Stored data entries
═══
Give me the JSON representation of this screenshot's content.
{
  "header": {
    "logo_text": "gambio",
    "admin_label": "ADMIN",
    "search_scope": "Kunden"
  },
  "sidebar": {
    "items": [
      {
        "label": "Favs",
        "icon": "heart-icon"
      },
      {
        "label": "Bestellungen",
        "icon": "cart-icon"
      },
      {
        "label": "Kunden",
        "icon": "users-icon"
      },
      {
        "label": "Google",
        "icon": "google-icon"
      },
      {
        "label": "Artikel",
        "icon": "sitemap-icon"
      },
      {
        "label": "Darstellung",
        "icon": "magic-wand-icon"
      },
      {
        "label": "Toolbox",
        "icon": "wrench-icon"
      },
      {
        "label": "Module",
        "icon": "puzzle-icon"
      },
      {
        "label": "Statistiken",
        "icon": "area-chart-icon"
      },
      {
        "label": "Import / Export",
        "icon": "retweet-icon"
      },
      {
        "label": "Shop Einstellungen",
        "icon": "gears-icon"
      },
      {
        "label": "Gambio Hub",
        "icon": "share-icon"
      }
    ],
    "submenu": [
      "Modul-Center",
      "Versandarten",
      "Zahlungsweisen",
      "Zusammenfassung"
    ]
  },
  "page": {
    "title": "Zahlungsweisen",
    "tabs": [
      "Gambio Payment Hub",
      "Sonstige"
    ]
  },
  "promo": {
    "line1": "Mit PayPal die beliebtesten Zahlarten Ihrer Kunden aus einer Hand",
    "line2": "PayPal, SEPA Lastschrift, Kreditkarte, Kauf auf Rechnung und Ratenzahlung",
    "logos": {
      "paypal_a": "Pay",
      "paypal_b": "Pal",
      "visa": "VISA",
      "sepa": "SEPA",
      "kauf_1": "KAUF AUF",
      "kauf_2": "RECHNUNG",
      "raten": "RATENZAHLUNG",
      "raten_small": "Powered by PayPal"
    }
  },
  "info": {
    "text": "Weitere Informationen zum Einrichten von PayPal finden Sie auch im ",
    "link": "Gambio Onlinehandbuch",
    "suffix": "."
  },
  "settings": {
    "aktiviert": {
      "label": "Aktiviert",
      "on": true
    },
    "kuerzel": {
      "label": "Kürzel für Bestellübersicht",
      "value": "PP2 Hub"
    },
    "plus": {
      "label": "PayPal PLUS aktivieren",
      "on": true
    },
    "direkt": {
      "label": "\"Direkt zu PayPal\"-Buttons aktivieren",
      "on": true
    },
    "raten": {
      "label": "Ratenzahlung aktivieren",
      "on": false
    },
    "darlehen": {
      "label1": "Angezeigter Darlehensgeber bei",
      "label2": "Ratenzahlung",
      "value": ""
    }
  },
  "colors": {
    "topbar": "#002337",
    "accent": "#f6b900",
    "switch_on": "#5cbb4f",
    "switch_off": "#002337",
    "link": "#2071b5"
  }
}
═══
Aim of the task:
Lines that include the word "aktivieren" — how many are there in the data? Answer with the number alone.

Answer in full:
3